Data entries:
----------------------------------------

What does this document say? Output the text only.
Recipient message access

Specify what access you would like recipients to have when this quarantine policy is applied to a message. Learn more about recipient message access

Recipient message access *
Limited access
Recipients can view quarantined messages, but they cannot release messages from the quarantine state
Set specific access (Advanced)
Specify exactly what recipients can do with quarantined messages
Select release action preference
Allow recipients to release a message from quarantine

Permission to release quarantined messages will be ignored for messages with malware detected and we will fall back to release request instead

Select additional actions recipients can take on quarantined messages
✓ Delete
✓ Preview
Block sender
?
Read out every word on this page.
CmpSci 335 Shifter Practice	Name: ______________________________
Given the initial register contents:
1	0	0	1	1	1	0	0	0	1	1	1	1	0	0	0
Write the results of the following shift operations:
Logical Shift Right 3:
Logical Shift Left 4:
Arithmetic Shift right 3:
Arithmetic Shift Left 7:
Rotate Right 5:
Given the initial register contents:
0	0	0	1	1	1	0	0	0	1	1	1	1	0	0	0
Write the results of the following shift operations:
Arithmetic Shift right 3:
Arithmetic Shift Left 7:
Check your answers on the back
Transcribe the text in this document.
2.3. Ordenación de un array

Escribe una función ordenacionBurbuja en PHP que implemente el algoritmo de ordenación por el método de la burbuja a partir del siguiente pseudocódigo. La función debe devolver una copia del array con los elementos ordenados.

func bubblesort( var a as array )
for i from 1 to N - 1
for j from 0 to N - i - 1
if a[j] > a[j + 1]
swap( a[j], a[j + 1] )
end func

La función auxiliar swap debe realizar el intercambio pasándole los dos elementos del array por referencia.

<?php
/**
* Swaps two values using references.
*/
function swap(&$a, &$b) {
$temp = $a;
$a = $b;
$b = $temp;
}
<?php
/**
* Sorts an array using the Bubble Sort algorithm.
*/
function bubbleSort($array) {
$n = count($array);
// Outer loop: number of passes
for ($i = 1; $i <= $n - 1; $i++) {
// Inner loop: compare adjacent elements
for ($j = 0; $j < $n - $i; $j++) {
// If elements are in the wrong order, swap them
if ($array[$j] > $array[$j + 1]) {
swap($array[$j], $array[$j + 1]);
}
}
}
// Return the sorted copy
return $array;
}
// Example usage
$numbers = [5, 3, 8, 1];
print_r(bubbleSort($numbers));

----------------------------------------

** Goal **
Copy out the lines in which the string "numbers" appears.

** Task solution **
$numbers = [5, 3, 8, 1];
print_r(bubbleSort($numbers));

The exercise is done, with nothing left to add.